--- START MATERIAL PROVIDED ---

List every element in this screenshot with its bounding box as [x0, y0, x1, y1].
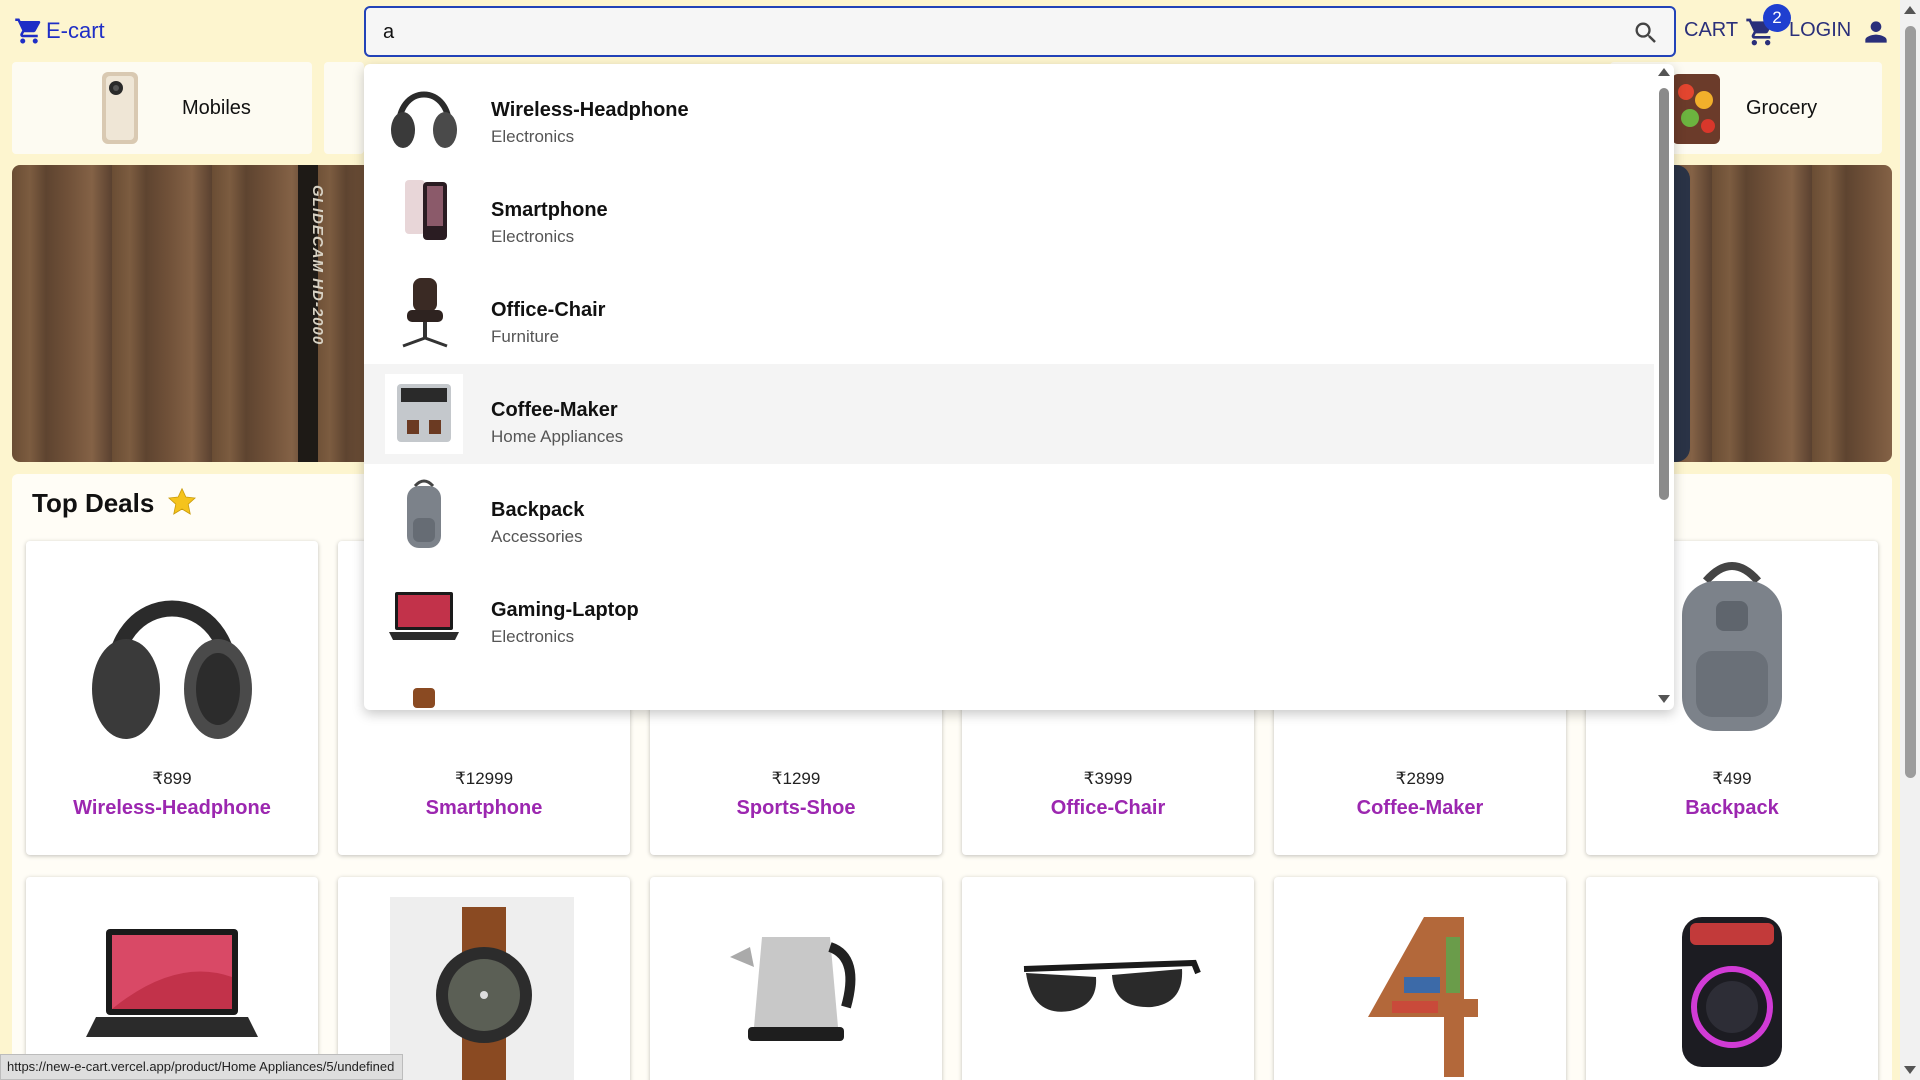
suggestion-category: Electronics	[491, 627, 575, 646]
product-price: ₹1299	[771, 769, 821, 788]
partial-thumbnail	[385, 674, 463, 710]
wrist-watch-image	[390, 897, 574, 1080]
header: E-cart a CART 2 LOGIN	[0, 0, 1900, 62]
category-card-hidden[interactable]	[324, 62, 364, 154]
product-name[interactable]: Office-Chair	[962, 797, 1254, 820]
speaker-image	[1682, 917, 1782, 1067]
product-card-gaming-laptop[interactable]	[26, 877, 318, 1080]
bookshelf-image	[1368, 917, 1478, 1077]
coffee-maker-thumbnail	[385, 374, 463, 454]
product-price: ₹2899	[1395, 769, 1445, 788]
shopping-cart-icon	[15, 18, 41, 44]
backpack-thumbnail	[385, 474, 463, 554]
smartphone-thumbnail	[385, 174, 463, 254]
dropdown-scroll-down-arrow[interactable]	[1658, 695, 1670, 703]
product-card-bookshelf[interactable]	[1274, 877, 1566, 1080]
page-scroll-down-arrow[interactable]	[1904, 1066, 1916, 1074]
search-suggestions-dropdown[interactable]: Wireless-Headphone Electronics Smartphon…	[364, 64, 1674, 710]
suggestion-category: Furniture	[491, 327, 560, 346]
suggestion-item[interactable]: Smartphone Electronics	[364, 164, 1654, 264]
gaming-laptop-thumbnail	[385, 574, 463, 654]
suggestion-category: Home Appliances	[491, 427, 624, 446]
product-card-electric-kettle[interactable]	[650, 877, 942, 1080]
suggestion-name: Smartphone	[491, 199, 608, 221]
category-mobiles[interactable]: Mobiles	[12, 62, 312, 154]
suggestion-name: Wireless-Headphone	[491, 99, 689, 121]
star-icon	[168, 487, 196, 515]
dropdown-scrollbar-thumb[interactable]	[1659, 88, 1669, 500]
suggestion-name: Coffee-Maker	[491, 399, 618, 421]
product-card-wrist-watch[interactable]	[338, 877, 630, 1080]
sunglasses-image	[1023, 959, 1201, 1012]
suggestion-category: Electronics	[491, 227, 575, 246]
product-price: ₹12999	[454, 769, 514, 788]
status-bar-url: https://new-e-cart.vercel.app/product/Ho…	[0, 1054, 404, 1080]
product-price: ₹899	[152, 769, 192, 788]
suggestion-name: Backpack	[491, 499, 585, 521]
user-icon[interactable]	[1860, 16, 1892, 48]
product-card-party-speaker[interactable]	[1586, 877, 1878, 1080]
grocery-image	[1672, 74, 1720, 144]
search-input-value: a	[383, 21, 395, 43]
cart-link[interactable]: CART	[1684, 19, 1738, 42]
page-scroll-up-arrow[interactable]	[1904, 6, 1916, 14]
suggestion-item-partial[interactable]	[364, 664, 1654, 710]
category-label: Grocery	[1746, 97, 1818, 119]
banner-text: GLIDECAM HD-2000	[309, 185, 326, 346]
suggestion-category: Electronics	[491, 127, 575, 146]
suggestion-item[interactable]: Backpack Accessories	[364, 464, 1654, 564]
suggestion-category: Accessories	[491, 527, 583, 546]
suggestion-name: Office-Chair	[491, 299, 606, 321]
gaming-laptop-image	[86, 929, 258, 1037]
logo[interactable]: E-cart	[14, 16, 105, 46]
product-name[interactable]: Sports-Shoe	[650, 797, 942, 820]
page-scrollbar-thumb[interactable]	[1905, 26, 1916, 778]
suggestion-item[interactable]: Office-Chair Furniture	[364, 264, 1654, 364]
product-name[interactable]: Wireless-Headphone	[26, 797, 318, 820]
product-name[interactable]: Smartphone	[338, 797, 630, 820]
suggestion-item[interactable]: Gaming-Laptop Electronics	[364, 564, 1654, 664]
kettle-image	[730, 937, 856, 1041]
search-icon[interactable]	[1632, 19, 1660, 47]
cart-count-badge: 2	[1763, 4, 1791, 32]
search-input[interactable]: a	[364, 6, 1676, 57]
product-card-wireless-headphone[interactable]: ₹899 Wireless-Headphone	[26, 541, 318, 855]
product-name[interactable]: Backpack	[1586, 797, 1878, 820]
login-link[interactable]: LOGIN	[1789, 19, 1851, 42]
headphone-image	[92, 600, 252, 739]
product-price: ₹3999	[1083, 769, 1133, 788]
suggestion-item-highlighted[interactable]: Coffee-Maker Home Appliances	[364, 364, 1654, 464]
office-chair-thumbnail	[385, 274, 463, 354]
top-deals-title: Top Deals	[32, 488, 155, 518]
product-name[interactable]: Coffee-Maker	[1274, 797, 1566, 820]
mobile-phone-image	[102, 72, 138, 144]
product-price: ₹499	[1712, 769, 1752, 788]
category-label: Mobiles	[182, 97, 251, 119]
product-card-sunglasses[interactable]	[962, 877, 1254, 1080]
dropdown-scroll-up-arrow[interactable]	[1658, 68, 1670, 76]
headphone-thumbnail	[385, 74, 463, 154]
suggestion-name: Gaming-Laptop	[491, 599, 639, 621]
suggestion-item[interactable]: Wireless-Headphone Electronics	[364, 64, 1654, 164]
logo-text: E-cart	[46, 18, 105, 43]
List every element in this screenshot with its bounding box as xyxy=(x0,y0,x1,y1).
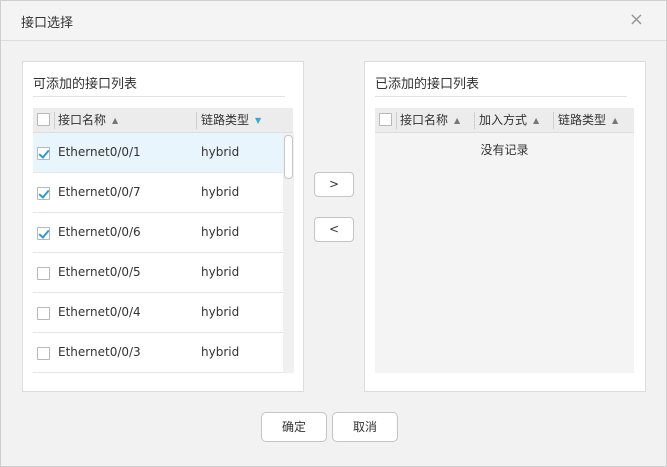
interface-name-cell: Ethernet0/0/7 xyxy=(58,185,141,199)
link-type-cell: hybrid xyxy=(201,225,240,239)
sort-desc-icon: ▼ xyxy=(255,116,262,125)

--- END MATERIAL PROVIDED ---

Give the lines of the records from the one containing "627, 575, 646]" through the one containing "695, 1670, 703]" as a JSON list of strings, one string per line, with blank lines omitted.

[
  "suggestion-category: Electronics\t[491, 627, 575, 646]",
  "product-price: ₹1299\t[771, 769, 821, 788]",
  "partial-thumbnail\t[385, 674, 463, 710]",
  "wrist-watch-image\t[390, 897, 574, 1080]",
  "header: E-cart a CART 2 LOGIN\t[0, 0, 1900, 62]",
  "category-card-hidden[interactable]\t[324, 62, 364, 154]",
  "product-name[interactable]: Office-Chair\t[962, 797, 1254, 820]",
  "speaker-image\t[1682, 917, 1782, 1067]",
  "product-card-gaming-laptop[interactable]\t[26, 877, 318, 1080]",
  "bookshelf-image\t[1368, 917, 1478, 1077]",
  "coffee-maker-thumbnail\t[385, 374, 463, 454]",
  "product-price: ₹2899\t[1395, 769, 1445, 788]",
  "shopping-cart-icon\t[15, 18, 41, 44]",
  "backpack-thumbnail\t[385, 474, 463, 554]",
  "smartphone-thumbnail\t[385, 174, 463, 254]",
  "dropdown-scroll-down-arrow[interactable]\t[1658, 695, 1670, 703]"
]